[BEGIN Provided data]

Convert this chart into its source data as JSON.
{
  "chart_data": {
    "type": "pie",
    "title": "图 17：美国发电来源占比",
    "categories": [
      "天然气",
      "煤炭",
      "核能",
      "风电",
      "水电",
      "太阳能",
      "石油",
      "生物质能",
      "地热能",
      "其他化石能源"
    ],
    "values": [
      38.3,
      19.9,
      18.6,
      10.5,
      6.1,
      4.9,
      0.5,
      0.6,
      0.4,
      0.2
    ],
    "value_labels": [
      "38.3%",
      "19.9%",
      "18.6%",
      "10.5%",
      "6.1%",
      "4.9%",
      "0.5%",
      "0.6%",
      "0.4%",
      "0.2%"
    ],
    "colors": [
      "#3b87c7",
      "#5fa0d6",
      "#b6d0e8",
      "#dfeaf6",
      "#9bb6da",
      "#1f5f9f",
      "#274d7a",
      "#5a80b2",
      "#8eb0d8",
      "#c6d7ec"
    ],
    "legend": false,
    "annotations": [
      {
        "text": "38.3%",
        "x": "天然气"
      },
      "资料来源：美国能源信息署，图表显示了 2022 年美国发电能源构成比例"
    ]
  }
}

[END Provided data]

Please reproduce every line of the material word for word.

Task response
Convert this chart into its source data as JSON.
{
  "chart_data": {
    "type": "pie",
    "title": "图 17：美国发电来源占比",
    "categories": [
      "天然气",
      "煤炭",
      "核能",
      "风电",
      "水电",
      "太阳能",
      "石油",
      "生物质能",
      "地热能",
      "其他化石能源"
    ],
    "values": [
      38.3,
      19.9,
      18.6,
      10.5,
      6.1,
      4.9,
      0.5,
      0.6,
      0.4,
      0.2
    ],
    "value_labels": [
      "38.3%",
      "19.9%",
      "18.6%",
      "10.5%",
      "6.1%",
      "4.9%",
      "0.5%",
      "0.6%",
      "0.4%",
      "0.2%"
    ],
    "colors": [
      "#3b87c7",
      "#5fa0d6",
      "#b6d0e8",
      "#dfeaf6",
      "#9bb6da",
      "#1f5f9f",
      "#274d7a",
      "#5a80b2",
      "#8eb0d8",
      "#c6d7ec"
    ],
    "legend": false,
    "annotations": [
      {
        "text": "38.3%",
        "x": "天然气"
      },
      "资料来源：美国能源信息署，图表显示了 2022 年美国发电能源构成比例"
    ]
  }
}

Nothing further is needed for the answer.